Everything from the line that holds "What's the underlying" through the end of the data below should be output exactly, both ends included.

::::::::

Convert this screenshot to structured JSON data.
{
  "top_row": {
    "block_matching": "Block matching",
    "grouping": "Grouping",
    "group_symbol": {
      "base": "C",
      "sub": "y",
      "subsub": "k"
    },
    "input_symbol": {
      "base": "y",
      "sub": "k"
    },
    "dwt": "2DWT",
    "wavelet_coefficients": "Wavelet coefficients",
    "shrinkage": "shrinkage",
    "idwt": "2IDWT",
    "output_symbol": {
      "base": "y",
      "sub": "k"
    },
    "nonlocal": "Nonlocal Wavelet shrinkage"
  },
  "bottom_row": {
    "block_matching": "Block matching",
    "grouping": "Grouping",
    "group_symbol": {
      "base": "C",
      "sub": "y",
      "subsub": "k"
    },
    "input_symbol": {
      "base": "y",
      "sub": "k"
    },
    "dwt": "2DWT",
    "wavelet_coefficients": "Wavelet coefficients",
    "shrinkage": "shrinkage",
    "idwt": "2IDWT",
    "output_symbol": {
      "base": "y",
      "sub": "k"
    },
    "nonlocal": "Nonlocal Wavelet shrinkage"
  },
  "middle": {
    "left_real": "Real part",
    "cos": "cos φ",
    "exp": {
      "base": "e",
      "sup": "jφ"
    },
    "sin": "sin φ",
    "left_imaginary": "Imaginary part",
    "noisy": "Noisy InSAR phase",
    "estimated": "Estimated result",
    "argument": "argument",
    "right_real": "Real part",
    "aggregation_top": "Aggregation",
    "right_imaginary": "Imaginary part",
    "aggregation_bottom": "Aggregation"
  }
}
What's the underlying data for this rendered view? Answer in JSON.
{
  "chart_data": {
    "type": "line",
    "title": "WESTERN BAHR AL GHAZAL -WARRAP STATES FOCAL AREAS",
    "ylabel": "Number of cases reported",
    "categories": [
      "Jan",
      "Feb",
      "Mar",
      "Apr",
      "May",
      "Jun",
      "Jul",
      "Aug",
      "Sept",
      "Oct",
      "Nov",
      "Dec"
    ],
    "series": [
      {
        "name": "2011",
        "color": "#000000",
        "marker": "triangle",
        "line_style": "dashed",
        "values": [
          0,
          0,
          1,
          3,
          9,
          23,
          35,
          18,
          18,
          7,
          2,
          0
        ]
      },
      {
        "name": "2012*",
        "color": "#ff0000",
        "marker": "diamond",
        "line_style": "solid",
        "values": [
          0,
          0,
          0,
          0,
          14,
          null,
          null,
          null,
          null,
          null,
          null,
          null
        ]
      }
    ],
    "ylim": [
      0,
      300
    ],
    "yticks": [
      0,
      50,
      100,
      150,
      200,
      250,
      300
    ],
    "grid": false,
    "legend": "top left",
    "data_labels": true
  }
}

::::::::

[Response]
What's the underlying data for this rendered view? Answer in JSON.
{
  "chart_data": {
    "type": "line",
    "title": "WESTERN BAHR AL GHAZAL -WARRAP STATES FOCAL AREAS",
    "ylabel": "Number of cases reported",
    "categories": [
      "Jan",
      "Feb",
      "Mar",
      "Apr",
      "May",
      "Jun",
      "Jul",
      "Aug",
      "Sept",
      "Oct",
      "Nov",
      "Dec"
    ],
    "series": [
      {
        "name": "2011",
        "color": "#000000",
        "marker": "triangle",
        "line_style": "dashed",
        "values": [
          0,
          0,
          1,
          3,
          9,
          23,
          35,
          18,
          18,
          7,
          2,
          0
        ]
      },
      {
        "name": "2012*",
        "color": "#ff0000",
        "marker": "diamond",
        "line_style": "solid",
        "values": [
          0,
          0,
          0,
          0,
          14,
          null,
          null,
          null,
          null,
          null,
          null,
          null
        ]
      }
    ],
    "ylim": [
      0,
      300
    ],
    "yticks": [
      0,
      50,
      100,
      150,
      200,
      250,
      300
    ],
    "grid": false,
    "legend": "top left",
    "data_labels": true
  }
}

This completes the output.